## EXERCISE PROMPT
Answer with a number only: how many lines of the data contain "Officier"?

(Records)

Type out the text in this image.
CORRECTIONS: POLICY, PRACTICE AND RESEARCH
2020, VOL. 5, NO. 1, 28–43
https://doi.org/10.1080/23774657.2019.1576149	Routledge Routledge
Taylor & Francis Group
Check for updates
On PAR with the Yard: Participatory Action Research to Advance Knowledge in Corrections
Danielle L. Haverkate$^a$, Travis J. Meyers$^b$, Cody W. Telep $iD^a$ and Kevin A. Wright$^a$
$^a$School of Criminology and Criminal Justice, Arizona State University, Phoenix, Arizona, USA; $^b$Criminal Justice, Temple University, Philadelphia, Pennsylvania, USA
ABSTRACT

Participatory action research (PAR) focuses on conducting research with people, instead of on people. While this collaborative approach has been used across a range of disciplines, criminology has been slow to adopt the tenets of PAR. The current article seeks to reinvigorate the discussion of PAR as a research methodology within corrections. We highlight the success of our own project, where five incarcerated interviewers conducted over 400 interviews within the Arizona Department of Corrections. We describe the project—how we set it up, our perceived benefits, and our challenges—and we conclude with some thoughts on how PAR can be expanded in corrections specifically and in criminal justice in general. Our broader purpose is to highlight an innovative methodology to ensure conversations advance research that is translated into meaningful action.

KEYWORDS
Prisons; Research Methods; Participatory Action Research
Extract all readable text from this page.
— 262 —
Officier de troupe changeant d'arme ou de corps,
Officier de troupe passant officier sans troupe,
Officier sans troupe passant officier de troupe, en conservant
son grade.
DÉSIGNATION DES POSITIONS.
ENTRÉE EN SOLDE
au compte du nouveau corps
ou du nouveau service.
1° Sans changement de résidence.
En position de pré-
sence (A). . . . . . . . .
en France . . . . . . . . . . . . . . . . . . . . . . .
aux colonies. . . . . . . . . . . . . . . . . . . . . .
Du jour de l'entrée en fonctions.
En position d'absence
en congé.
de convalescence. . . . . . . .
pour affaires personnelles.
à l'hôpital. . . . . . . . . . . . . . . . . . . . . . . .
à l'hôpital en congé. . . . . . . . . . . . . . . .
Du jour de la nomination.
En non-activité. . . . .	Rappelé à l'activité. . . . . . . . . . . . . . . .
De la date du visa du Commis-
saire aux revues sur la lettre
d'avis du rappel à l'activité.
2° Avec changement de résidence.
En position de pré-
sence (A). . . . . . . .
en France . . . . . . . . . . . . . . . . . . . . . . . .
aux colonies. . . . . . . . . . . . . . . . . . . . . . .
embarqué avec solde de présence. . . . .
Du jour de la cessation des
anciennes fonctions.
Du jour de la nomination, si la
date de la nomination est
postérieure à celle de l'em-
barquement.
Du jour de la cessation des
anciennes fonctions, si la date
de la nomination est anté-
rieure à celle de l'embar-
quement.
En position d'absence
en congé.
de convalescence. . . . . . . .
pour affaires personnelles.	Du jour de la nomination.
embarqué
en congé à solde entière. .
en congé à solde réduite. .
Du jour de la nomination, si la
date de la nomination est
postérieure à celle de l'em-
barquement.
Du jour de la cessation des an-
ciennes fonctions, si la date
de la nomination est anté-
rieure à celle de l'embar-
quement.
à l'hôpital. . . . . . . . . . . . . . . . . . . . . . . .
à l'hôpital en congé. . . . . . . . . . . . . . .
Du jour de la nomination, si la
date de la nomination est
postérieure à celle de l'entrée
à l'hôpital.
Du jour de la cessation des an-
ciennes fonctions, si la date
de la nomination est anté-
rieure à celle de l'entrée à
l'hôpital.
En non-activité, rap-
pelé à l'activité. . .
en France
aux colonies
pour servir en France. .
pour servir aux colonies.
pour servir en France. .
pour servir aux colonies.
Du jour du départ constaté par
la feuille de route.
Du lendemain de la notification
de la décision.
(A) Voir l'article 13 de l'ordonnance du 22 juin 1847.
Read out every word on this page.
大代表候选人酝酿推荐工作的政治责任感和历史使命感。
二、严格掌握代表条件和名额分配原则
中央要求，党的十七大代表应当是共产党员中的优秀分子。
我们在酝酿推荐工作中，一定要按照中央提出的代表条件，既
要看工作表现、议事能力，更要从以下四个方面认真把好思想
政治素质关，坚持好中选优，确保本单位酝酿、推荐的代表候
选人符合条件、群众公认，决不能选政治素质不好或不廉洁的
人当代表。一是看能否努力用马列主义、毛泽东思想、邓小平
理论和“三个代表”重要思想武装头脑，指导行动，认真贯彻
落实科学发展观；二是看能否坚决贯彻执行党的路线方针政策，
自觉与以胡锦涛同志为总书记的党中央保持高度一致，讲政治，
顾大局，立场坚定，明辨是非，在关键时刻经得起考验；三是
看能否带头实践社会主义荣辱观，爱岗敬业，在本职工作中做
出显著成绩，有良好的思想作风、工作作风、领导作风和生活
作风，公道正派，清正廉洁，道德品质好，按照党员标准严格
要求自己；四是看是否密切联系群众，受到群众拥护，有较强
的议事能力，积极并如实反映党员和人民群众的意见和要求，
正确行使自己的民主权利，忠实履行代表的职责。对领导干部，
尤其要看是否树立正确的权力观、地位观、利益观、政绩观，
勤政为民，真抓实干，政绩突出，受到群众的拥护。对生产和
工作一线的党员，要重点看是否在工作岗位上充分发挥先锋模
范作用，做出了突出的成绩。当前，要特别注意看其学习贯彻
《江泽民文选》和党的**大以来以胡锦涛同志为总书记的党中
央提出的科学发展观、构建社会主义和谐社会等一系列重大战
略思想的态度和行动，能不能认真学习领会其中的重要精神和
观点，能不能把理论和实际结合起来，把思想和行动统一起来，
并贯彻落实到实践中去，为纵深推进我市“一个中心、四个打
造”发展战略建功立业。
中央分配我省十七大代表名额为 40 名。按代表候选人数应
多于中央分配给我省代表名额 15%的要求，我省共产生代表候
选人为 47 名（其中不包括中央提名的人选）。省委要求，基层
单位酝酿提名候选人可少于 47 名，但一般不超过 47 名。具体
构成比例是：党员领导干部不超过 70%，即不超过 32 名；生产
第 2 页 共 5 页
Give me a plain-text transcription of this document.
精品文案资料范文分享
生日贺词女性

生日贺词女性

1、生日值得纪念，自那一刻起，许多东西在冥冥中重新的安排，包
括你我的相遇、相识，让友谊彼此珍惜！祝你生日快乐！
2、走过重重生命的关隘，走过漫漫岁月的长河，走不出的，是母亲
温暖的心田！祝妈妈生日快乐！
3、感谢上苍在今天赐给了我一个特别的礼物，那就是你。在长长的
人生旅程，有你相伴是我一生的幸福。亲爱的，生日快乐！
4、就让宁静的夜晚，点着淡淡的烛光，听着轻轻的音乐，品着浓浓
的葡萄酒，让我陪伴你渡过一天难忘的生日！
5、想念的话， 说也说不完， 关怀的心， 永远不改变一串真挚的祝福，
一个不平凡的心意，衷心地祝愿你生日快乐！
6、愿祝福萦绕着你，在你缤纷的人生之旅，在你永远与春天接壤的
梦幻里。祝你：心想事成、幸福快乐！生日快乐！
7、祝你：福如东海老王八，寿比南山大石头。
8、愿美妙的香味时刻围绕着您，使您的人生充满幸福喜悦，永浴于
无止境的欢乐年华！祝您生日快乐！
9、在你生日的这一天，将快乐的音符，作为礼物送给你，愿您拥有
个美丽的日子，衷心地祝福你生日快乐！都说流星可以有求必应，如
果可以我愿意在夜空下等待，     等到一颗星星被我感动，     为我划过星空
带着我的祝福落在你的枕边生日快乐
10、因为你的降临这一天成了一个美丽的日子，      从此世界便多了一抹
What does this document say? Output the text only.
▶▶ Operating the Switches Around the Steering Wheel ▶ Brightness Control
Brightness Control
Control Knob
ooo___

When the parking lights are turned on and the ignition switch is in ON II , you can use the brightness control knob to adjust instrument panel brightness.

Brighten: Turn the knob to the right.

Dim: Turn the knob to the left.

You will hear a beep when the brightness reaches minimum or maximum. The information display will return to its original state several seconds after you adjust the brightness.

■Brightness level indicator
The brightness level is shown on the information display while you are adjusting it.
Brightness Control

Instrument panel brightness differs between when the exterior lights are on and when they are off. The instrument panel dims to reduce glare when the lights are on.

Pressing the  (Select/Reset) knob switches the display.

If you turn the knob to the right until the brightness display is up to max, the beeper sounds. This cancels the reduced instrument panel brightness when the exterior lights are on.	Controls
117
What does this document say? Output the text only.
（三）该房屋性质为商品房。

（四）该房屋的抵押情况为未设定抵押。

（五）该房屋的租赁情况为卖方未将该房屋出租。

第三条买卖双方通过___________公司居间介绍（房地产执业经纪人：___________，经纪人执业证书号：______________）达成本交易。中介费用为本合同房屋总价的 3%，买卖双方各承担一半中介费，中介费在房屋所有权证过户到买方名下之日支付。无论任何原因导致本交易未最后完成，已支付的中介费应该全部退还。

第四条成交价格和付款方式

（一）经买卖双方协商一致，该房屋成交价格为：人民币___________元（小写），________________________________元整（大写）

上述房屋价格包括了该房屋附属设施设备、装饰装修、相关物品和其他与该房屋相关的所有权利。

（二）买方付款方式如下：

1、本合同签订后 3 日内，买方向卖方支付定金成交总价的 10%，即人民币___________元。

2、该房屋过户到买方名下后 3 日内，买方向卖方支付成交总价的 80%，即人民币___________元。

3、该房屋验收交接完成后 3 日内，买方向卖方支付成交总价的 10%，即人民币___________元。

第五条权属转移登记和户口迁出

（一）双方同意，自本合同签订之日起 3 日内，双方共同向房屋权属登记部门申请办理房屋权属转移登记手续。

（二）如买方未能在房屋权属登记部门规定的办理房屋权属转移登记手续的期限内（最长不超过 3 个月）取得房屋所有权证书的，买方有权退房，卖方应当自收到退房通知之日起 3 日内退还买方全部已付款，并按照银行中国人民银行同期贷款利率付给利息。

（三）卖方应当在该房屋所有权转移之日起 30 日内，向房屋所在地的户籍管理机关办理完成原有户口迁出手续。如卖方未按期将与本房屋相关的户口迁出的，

## TASK OUTPUT
3